* [DIRECTIVE]: Write out, word for word, only the lines from the one containing "Read out every word on this page." through the final line of the data.

* [MATERIAL SUPPLIED]:
------------------------------------------------

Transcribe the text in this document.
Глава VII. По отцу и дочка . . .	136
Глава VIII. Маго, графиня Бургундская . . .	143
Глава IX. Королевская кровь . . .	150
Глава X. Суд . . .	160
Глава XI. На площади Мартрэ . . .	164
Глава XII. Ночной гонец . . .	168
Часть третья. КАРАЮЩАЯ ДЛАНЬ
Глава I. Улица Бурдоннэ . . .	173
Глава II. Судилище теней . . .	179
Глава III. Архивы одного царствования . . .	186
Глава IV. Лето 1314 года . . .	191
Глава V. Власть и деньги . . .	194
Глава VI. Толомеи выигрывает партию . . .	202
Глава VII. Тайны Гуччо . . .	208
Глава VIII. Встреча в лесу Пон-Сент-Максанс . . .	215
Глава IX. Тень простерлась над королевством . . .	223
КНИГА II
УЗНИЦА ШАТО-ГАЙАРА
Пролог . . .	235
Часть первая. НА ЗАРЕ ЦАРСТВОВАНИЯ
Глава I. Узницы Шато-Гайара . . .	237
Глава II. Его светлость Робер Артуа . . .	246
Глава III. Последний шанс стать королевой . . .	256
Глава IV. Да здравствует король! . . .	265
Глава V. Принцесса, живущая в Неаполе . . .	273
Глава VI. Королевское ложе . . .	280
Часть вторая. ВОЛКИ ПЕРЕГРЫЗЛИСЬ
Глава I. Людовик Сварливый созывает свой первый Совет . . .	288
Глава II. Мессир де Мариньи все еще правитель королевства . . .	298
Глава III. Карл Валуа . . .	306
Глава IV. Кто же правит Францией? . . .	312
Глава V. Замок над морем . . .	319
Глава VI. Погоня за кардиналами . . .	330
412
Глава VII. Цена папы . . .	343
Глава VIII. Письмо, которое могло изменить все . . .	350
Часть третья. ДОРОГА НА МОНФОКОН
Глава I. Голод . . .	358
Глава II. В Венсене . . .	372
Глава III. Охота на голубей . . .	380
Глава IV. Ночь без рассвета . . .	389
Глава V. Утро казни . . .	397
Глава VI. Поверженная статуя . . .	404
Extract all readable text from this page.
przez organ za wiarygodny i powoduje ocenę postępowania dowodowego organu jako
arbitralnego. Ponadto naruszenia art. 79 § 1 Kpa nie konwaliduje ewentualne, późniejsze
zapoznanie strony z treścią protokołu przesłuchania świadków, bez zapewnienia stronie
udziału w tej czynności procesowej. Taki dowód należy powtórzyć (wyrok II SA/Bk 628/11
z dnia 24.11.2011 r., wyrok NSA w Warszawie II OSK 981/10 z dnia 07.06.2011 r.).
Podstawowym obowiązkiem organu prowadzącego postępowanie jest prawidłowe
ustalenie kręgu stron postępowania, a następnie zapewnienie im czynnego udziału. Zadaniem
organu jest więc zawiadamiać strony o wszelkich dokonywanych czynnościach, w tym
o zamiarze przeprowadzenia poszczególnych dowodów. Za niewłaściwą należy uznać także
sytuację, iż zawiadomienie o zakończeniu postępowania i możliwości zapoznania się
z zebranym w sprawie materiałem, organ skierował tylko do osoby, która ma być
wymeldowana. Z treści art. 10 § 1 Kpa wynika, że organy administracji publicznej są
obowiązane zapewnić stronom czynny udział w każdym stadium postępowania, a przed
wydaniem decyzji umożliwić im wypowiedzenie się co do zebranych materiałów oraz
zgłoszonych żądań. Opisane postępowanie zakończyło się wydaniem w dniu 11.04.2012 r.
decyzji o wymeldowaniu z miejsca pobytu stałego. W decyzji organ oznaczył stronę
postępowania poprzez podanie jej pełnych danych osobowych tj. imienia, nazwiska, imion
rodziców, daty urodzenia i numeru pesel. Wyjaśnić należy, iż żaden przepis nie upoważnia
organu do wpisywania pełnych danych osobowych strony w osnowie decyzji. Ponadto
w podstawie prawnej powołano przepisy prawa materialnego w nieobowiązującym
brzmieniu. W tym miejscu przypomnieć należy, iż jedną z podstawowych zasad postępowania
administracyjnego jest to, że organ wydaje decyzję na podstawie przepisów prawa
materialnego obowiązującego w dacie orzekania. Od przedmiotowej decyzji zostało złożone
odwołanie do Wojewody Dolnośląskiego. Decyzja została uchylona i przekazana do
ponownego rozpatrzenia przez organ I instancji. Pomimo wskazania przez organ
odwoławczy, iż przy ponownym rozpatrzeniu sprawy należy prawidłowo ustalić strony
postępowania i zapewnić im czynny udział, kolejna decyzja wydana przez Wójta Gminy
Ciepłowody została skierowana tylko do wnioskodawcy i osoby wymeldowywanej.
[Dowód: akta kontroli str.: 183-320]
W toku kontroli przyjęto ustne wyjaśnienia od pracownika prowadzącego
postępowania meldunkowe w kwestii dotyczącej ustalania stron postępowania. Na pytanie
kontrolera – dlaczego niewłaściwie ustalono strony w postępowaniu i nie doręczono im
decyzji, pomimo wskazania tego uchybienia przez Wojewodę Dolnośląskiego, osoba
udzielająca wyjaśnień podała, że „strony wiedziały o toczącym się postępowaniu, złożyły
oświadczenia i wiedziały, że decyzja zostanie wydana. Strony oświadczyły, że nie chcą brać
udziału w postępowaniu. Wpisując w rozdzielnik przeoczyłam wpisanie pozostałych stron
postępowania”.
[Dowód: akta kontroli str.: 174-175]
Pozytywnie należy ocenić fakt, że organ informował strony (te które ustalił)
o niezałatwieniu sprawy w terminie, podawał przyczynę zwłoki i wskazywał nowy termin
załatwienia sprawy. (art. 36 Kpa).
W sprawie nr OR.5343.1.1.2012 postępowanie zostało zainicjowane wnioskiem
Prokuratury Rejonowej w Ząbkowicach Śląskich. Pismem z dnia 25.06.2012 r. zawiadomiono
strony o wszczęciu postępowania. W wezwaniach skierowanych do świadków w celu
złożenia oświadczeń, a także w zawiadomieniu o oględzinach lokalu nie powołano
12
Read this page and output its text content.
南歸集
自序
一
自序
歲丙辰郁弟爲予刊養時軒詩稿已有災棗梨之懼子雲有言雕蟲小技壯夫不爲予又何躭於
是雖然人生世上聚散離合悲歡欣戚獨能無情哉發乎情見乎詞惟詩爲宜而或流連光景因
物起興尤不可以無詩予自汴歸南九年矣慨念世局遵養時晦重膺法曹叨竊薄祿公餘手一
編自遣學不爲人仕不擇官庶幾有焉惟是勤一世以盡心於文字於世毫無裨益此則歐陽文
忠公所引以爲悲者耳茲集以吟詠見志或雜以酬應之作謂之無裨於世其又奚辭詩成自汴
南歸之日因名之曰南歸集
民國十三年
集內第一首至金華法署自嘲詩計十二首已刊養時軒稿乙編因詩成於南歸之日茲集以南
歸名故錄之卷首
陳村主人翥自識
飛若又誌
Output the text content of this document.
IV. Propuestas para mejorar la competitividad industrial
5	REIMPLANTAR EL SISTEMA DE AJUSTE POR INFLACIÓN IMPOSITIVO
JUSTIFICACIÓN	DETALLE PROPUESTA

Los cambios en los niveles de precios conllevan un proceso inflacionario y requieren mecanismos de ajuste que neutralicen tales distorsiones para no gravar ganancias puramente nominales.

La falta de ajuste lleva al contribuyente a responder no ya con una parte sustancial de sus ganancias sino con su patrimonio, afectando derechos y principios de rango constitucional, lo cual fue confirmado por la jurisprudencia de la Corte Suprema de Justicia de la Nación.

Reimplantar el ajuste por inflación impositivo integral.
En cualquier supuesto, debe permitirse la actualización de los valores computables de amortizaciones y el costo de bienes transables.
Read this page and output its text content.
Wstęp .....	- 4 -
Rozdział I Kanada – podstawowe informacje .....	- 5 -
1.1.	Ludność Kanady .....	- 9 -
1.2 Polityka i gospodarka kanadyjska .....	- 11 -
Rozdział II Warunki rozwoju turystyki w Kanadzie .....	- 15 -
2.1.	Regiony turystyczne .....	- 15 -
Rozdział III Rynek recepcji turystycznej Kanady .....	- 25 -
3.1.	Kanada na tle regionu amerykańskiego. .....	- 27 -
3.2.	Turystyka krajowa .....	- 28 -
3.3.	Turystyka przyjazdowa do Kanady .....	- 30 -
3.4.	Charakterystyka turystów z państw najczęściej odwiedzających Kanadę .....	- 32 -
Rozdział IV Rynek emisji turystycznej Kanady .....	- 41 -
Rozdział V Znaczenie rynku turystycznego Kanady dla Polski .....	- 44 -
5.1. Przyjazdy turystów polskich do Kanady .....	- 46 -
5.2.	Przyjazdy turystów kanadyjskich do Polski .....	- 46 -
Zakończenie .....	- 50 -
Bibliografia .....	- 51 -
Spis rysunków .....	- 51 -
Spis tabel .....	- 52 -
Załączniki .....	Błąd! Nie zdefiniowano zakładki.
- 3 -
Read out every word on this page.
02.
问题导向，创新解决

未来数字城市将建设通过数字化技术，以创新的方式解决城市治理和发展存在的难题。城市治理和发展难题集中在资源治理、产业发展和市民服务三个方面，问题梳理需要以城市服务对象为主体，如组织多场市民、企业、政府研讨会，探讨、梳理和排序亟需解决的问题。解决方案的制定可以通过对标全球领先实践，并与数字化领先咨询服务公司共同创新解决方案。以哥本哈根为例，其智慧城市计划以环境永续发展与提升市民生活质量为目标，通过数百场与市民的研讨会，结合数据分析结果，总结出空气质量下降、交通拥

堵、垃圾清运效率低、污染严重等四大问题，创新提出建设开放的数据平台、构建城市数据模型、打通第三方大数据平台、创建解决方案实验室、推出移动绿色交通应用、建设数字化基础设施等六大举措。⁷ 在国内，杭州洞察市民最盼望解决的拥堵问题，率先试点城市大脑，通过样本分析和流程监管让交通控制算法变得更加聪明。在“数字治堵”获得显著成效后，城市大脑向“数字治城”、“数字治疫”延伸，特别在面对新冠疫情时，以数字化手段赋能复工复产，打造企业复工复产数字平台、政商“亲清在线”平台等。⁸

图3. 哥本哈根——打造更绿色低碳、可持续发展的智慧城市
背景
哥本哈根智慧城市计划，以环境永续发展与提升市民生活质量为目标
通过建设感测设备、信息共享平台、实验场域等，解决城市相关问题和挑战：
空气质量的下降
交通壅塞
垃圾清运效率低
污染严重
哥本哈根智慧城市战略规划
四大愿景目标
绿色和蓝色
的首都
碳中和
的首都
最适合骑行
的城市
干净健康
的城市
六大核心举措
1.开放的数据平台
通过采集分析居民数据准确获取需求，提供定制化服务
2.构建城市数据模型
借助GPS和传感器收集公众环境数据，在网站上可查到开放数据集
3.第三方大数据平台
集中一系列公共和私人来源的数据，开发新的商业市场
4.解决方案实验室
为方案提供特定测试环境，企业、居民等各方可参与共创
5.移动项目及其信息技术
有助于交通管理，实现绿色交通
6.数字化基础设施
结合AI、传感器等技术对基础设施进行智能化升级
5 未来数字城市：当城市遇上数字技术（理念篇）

------------------------------------------------

* [RESPONSE TO THE TASK]:
Read out every word on this page.
02.
问题导向，创新解决

未来数字城市将建设通过数字化技术，以创新的方式解决城市治理和发展存在的难题。城市治理和发展难题集中在资源治理、产业发展和市民服务三个方面，问题梳理需要以城市服务对象为主体，如组织多场市民、企业、政府研讨会，探讨、梳理和排序亟需解决的问题。解决方案的制定可以通过对标全球领先实践，并与数字化领先咨询服务公司共同创新解决方案。以哥本哈根为例，其智慧城市计划以环境永续发展与提升市民生活质量为目标，通过数百场与市民的研讨会，结合数据分析结果，总结出空气质量下降、交通拥

堵、垃圾清运效率低、污染严重等四大问题，创新提出建设开放的数据平台、构建城市数据模型、打通第三方大数据平台、创建解决方案实验室、推出移动绿色交通应用、建设数字化基础设施等六大举措。⁷ 在国内，杭州洞察市民最盼望解决的拥堵问题，率先试点城市大脑，通过样本分析和流程监管让交通控制算法变得更加聪明。在“数字治堵”获得显著成效后，城市大脑向“数字治城”、“数字治疫”延伸，特别在面对新冠疫情时，以数字化手段赋能复工复产，打造企业复工复产数字平台、政商“亲清在线”平台等。⁸

图3. 哥本哈根——打造更绿色低碳、可持续发展的智慧城市
背景
哥本哈根智慧城市计划，以环境永续发展与提升市民生活质量为目标
通过建设感测设备、信息共享平台、实验场域等，解决城市相关问题和挑战：
空气质量的下降
交通壅塞
垃圾清运效率低
污染严重
哥本哈根智慧城市战略规划
四大愿景目标
绿色和蓝色
的首都
碳中和
的首都
最适合骑行
的城市
干净健康
的城市
六大核心举措
1.开放的数据平台
通过采集分析居民数据准确获取需求，提供定制化服务
2.构建城市数据模型
借助GPS和传感器收集公众环境数据，在网站上可查到开放数据集
3.第三方大数据平台
集中一系列公共和私人来源的数据，开发新的商业市场
4.解决方案实验室
为方案提供特定测试环境，企业、居民等各方可参与共创
5.移动项目及其信息技术
有助于交通管理，实现绿色交通
6.数字化基础设施
结合AI、传感器等技术对基础设施进行智能化升级
5 未来数字城市：当城市遇上数字技术（理念篇）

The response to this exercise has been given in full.